## THE TASK
Reproduce the material in full, exactly as written.

(Extracted records)
____________

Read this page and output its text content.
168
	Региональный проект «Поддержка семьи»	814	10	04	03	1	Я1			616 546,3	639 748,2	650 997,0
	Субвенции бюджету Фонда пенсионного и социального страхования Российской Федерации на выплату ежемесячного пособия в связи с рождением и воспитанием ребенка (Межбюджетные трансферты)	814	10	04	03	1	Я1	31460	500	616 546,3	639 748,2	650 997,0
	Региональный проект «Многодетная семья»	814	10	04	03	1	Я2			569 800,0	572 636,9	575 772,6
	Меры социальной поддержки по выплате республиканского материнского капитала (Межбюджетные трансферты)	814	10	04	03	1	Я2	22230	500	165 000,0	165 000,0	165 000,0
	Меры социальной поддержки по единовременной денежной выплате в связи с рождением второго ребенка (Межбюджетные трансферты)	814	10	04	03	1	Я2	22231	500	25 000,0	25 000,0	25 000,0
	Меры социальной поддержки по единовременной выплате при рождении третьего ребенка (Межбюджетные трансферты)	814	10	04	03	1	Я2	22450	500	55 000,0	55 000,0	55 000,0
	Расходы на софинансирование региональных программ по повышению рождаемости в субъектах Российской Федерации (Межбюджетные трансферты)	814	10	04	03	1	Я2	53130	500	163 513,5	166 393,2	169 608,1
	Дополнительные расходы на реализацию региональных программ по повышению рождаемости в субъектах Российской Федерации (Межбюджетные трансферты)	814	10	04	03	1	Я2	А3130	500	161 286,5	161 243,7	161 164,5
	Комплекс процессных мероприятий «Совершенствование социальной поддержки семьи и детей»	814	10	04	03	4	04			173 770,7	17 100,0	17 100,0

____________

## THE RESULT
Read this page and output its text content.
168
	Региональный проект «Поддержка семьи»	814	10	04	03	1	Я1			616 546,3	639 748,2	650 997,0
	Субвенции бюджету Фонда пенсионного и социального страхования Российской Федерации на выплату ежемесячного пособия в связи с рождением и воспитанием ребенка (Межбюджетные трансферты)	814	10	04	03	1	Я1	31460	500	616 546,3	639 748,2	650 997,0
	Региональный проект «Многодетная семья»	814	10	04	03	1	Я2			569 800,0	572 636,9	575 772,6
	Меры социальной поддержки по выплате республиканского материнского капитала (Межбюджетные трансферты)	814	10	04	03	1	Я2	22230	500	165 000,0	165 000,0	165 000,0
	Меры социальной поддержки по единовременной денежной выплате в связи с рождением второго ребенка (Межбюджетные трансферты)	814	10	04	03	1	Я2	22231	500	25 000,0	25 000,0	25 000,0
	Меры социальной поддержки по единовременной выплате при рождении третьего ребенка (Межбюджетные трансферты)	814	10	04	03	1	Я2	22450	500	55 000,0	55 000,0	55 000,0
	Расходы на софинансирование региональных программ по повышению рождаемости в субъектах Российской Федерации (Межбюджетные трансферты)	814	10	04	03	1	Я2	53130	500	163 513,5	166 393,2	169 608,1
	Дополнительные расходы на реализацию региональных программ по повышению рождаемости в субъектах Российской Федерации (Межбюджетные трансферты)	814	10	04	03	1	Я2	А3130	500	161 286,5	161 243,7	161 164,5
	Комплекс процессных мероприятий «Совершенствование социальной поддержки семьи и детей»	814	10	04	03	4	04			173 770,7	17 100,0	17 100,0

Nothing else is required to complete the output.